» **What to produce**
Copy out the listing in full, exactly as written, but not its pictures.

#### Exercise material

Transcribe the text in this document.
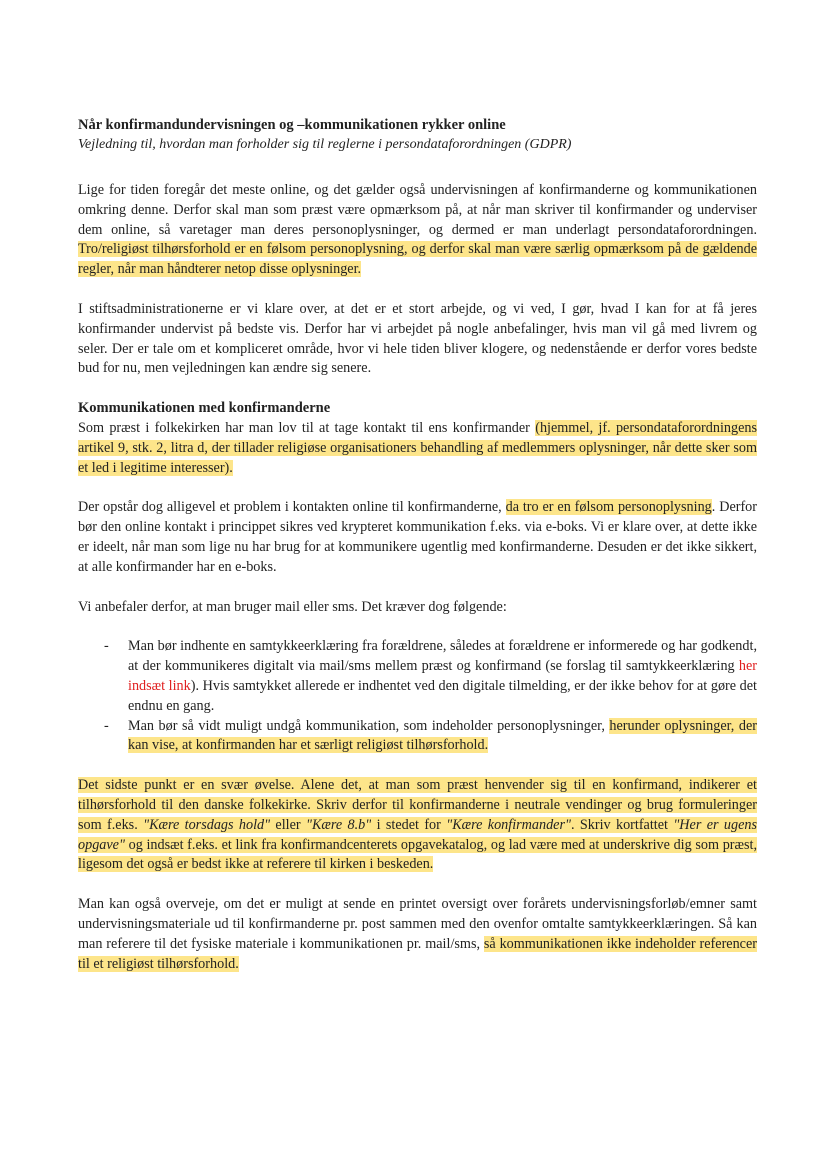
Når konfirmandundervisningen og –kommunikationen rykker online

Vejledning til, hvordan man forholder sig til reglerne i persondataforordningen (GDPR)

Lige for tiden foregår det meste online, og det gælder også undervisningen af konfirmanderne og kommunikationen omkring denne. Derfor skal man som præst være opmærksom på, at når man skriver til konfirmander og underviser dem online, så varetager man deres personoplysninger, og dermed er man underlagt persondataforordningen. Tro/religiøst tilhørsforhold er en følsom personoplysning, og derfor skal man være særlig opmærksom på de gældende regler, når man håndterer netop disse oplysninger.

I stiftsadministrationerne er vi klare over, at det er et stort arbejde, og vi ved, I gør, hvad I kan for at få jeres konfirmander undervist på bedste vis. Derfor har vi arbejdet på nogle anbefalinger, hvis man vil gå med livrem og seler. Der er tale om et kompliceret område, hvor vi hele tiden bliver klogere, og nedenstående er derfor vores bedste bud for nu, men vejledningen kan ændre sig senere.

Kommunikationen med konfirmanderne

Som præst i folkekirken har man lov til at tage kontakt til ens konfirmander (hjemmel, jf. persondataforordningens artikel 9, stk. 2, litra d, der tillader religiøse organisationers behandling af medlemmers oplysninger, når dette sker som et led i legitime interesser).

Der opstår dog alligevel et problem i kontakten online til konfirmanderne, da tro er en følsom personoplysning. Derfor bør den online kontakt i princippet sikres ved krypteret kommunikation f.eks. via e-boks. Vi er klare over, at dette ikke er ideelt, når man som lige nu har brug for at kommunikere ugentlig med konfirmanderne. Desuden er det ikke sikkert, at alle konfirmander har en e-boks.

Vi anbefaler derfor, at man bruger mail eller sms. Det kræver dog følgende:

- Man bør indhente en samtykkeerklæring fra forældrene, således at forældrene er informerede og har godkendt, at der kommunikeres digitalt via mail/sms mellem præst og konfirmand (se forslag til samtykkeerklæring her indsæt link). Hvis samtykket allerede er indhentet ved den digitale tilmelding, er der ikke behov for at gøre det endnu en gang.
- Man bør så vidt muligt undgå kommunikation, som indeholder personoplysninger, herunder oplysninger, der kan vise, at konfirmanden har et særligt religiøst tilhørsforhold.

Det sidste punkt er en svær øvelse. Alene det, at man som præst henvender sig til en konfirmand, indikerer et tilhørsforhold til den danske folkekirke. Skriv derfor til konfirmanderne i neutrale vendinger og brug formuleringer som f.eks. "Kære torsdags hold" eller "Kære 8.b" i stedet for "Kære konfirmander". Skriv kortfattet "Her er ugens opgave" og indsæt f.eks. et link fra konfirmandcenterets opgavekatalog, og lad være med at underskrive dig som præst, ligesom det også er bedst ikke at referere til kirken i beskeden.

Man kan også overveje, om det er muligt at sende en printet oversigt over forårets undervisningsforløb/emner samt undervisningsmateriale ud til konfirmanderne pr. post sammen med den ovenfor omtalte samtykkeerklæringen. Så kan man referere til det fysiske materiale i kommunikationen pr. mail/sms, så kommunikationen ikke indeholder referencer til et religiøst tilhørsforhold.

########

» **Result below**
Transcribe the text in this document.
Når konfirmandundervisningen og –kommunikationen rykker online

Vejledning til, hvordan man forholder sig til reglerne i persondataforordningen (GDPR)

Lige for tiden foregår det meste online, og det gælder også undervisningen af konfirmanderne og kommunikationen omkring denne. Derfor skal man som præst være opmærksom på, at når man skriver til konfirmander og underviser dem online, så varetager man deres personoplysninger, og dermed er man underlagt persondataforordningen. Tro/religiøst tilhørsforhold er en følsom personoplysning, og derfor skal man være særlig opmærksom på de gældende regler, når man håndterer netop disse oplysninger.

I stiftsadministrationerne er vi klare over, at det er et stort arbejde, og vi ved, I gør, hvad I kan for at få jeres konfirmander undervist på bedste vis. Derfor har vi arbejdet på nogle anbefalinger, hvis man vil gå med livrem og seler. Der er tale om et kompliceret område, hvor vi hele tiden bliver klogere, og nedenstående er derfor vores bedste bud for nu, men vejledningen kan ændre sig senere.

Kommunikationen med konfirmanderne

Som præst i folkekirken har man lov til at tage kontakt til ens konfirmander (hjemmel, jf. persondataforordningens artikel 9, stk. 2, litra d, der tillader religiøse organisationers behandling af medlemmers oplysninger, når dette sker som et led i legitime interesser).

Der opstår dog alligevel et problem i kontakten online til konfirmanderne, da tro er en følsom personoplysning. Derfor bør den online kontakt i princippet sikres ved krypteret kommunikation f.eks. via e-boks. Vi er klare over, at dette ikke er ideelt, når man som lige nu har brug for at kommunikere ugentlig med konfirmanderne. Desuden er det ikke sikkert, at alle konfirmander har en e-boks.

Vi anbefaler derfor, at man bruger mail eller sms. Det kræver dog følgende:

- Man bør indhente en samtykkeerklæring fra forældrene, således at forældrene er informerede og har godkendt, at der kommunikeres digitalt via mail/sms mellem præst og konfirmand (se forslag til samtykkeerklæring her indsæt link). Hvis samtykket allerede er indhentet ved den digitale tilmelding, er der ikke behov for at gøre det endnu en gang.
- Man bør så vidt muligt undgå kommunikation, som indeholder personoplysninger, herunder oplysninger, der kan vise, at konfirmanden har et særligt religiøst tilhørsforhold.

Det sidste punkt er en svær øvelse. Alene det, at man som præst henvender sig til en konfirmand, indikerer et tilhørsforhold til den danske folkekirke. Skriv derfor til konfirmanderne i neutrale vendinger og brug formuleringer som f.eks. "Kære torsdags hold" eller "Kære 8.b" i stedet for "Kære konfirmander". Skriv kortfattet "Her er ugens opgave" og indsæt f.eks. et link fra konfirmandcenterets opgavekatalog, og lad være med at underskrive dig som præst, ligesom det også er bedst ikke at referere til kirken i beskeden.

Man kan også overveje, om det er muligt at sende en printet oversigt over forårets undervisningsforløb/emner samt undervisningsmateriale ud til konfirmanderne pr. post sammen med den ovenfor omtalte samtykkeerklæringen. Så kan man referere til det fysiske materiale i kommunikationen pr. mail/sms, så kommunikationen ikke indeholder referencer til et religiøst tilhørsforhold.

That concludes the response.